■ Information supplied:
────
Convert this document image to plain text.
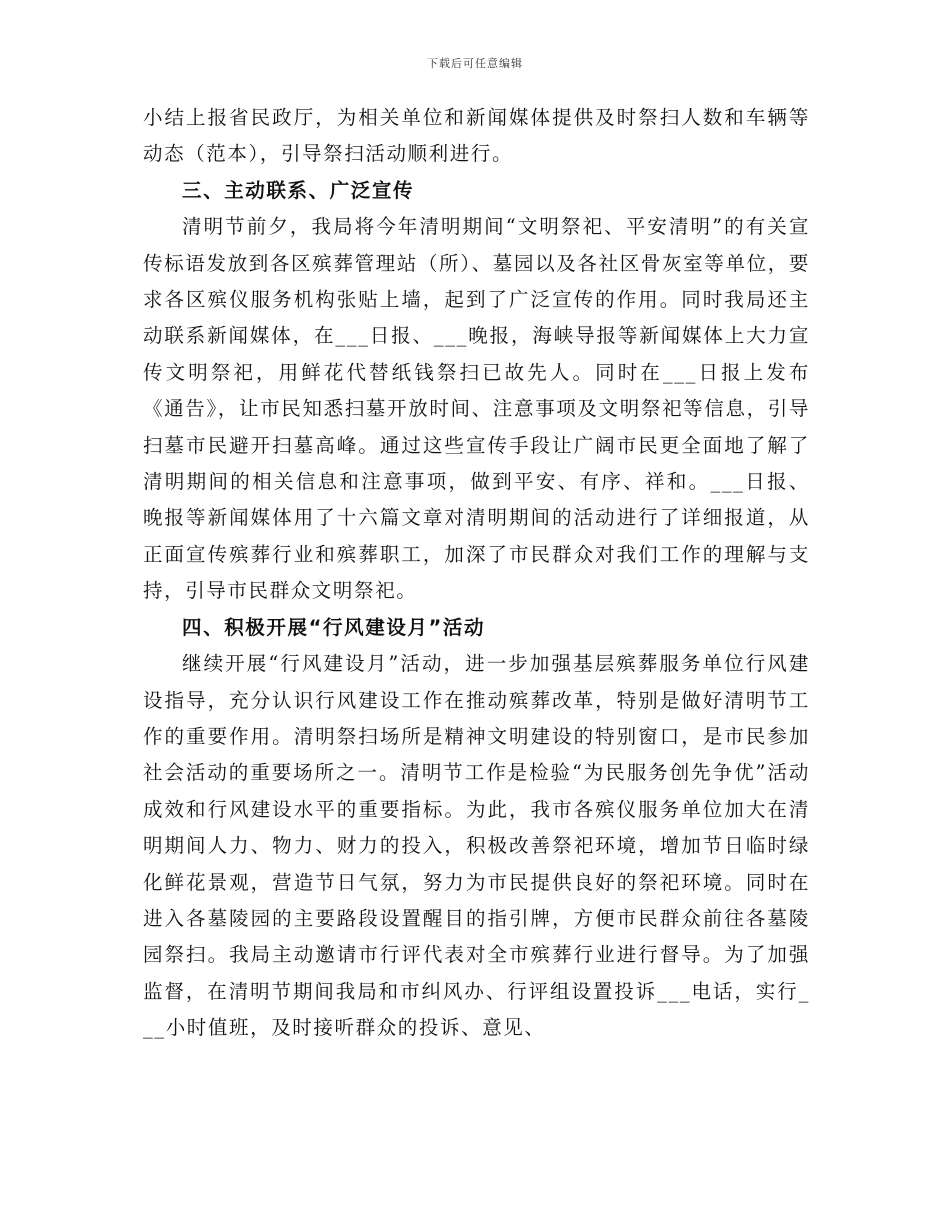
下载后可任意编辑

小结上报省民政厅，为相关单位和新闻媒体提供及时祭扫人数和车辆等动态（范本），引导祭扫活动顺利进行。

三、主动联系、广泛宣传

清明节前夕，我局将今年清明期间“文明祭祀、平安清明”的有关宣传标语发放到各区殡葬管理站（所）、墓园以及各社区骨灰室等单位，要求各区殡仪服务机构张贴上墙，起到了广泛宣传的作用。同时我局还主动联系新闻媒体，在___日报、___晚报，海峡导报等新闻媒体上大力宣传文明祭祀，用鲜花代替纸钱祭扫已故先人。同时在___日报上发布《通告》，让市民知悉扫墓开放时间、注意事项及文明祭祀等信息，引导扫墓市民避开扫墓高峰。通过这些宣传手段让广阔市民更全面地了解了清明期间的相关信息和注意事项，做到平安、有序、祥和。___日报、晚报等新闻媒体用了十六篇文章对清明期间的活动进行了详细报道，从正面宣传殡葬行业和殡葬职工，加深了市民群众对我们工作的理解与支持，引导市民群众文明祭祀。

四、积极开展“行风建设月”活动

继续开展“行风建设月”活动，进一步加强基层殡葬服务单位行风建设指导，充分认识行风建设工作在推动殡葬改革，特别是做好清明节工作的重要作用。清明祭扫场所是精神文明建设的特别窗口，是市民参加社会活动的重要场所之一。清明节工作是检验“为民服务创先争优”活动成效和行风建设水平的重要指标。为此，我市各殡仪服务单位加大在清明期间人力、物力、财力的投入，积极改善祭祀环境，增加节日临时绿化鲜花景观，营造节日气氛，努力为市民提供良好的祭祀环境。同时在进入各墓陵园的主要路段设置醒目的指引牌，方便市民群众前往各墓陵园祭扫。我局主动邀请市行评代表对全市殡葬行业进行督导。为了加强监督，在清明节期间我局和市纠风办、行评组设置投诉___电话，实行___小时值班，及时接听群众的投诉、意见、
────
■ Short problem: Show every line that contains the word "行风建设月".

■ Written response:
四、积极开展“行风建设月”活动
继续开展“行风建设月”活动，进一步加强基层殡葬服务单位行风建设指导，充分认识行风建设工作在推动殡葬改革，特别是做好清明节工作的重要作用。清明祭扫场所是精神文明建设的特别窗口，是市民参加社会活动的重要场所之一。清明节工作是检验“为民服务创先争优”活动成效和行风建设水平的重要指标。为此，我市各殡仪服务单位加大在清明期间人力、物力、财力的投入，积极改善祭祀环境，增加节日临时绿化鲜花景观，营造节日气氛，努力为市民提供良好的祭祀环境。同时在进入各墓陵园的主要路段设置醒目的指引牌，方便市民群众前往各墓陵园祭扫。我局主动邀请市行评代表对全市殡葬行业进行督导。为了加强监督，在清明节期间我局和市纠风办、行评组设置投诉___电话，实行___小时值班，及时接听群众的投诉、意见、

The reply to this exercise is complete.